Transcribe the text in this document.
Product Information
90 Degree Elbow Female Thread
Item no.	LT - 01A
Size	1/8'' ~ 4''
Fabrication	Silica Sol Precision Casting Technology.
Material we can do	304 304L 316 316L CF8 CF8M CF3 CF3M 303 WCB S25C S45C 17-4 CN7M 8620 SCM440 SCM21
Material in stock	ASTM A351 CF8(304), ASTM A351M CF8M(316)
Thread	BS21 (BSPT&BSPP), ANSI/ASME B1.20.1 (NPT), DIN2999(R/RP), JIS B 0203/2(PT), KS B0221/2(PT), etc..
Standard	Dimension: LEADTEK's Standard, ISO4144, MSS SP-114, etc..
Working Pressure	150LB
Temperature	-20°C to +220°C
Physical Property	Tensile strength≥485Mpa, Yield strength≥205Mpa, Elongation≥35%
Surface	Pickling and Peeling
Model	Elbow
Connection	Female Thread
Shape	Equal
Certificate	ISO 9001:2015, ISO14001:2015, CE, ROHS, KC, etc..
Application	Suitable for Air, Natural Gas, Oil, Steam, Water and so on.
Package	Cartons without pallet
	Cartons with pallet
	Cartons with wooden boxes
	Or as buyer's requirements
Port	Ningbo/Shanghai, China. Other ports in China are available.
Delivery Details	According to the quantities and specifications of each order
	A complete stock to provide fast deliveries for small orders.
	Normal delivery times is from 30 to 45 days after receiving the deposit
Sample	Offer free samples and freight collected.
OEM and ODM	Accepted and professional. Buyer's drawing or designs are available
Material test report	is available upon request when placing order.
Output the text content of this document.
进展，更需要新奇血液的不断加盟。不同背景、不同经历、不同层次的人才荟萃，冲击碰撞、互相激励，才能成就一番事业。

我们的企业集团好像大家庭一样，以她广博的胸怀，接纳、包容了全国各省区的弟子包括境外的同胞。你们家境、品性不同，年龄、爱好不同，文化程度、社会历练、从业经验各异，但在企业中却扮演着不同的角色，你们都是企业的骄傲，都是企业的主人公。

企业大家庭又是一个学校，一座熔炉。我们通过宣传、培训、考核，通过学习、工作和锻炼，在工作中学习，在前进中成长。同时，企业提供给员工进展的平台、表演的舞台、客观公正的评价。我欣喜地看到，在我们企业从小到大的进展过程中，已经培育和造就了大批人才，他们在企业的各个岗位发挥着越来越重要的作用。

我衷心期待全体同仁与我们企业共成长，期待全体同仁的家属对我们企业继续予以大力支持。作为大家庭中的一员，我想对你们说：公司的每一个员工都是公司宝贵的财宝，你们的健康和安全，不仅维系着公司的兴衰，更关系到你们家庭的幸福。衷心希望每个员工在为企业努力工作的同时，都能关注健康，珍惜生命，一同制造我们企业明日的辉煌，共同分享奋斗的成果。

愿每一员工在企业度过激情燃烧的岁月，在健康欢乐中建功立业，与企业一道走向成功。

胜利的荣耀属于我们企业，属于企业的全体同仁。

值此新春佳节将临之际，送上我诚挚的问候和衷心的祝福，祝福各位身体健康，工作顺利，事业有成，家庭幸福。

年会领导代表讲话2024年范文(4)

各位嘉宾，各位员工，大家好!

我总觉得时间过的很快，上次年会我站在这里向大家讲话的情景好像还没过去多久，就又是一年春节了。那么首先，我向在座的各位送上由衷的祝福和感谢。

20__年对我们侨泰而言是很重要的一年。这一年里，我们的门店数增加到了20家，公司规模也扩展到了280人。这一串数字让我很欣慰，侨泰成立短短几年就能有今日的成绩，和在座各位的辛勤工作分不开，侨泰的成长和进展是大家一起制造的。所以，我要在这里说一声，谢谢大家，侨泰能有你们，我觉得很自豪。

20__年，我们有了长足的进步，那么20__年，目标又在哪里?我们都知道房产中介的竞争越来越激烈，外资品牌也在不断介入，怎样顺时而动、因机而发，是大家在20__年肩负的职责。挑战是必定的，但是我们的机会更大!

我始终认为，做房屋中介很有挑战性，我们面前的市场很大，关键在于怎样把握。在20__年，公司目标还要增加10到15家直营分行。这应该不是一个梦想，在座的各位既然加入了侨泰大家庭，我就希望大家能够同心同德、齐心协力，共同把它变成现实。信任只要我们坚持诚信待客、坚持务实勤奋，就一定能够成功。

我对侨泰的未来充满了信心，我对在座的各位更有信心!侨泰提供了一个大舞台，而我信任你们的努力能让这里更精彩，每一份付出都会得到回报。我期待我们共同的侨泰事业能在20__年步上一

########

• **WHAT THE EXERCISE ASKS**:
Check each line of the records above for the string "pallet", and report every line that has it.

• **ANSWER IN FULL**:
Package	Cartons without pallet
	Cartons with pallet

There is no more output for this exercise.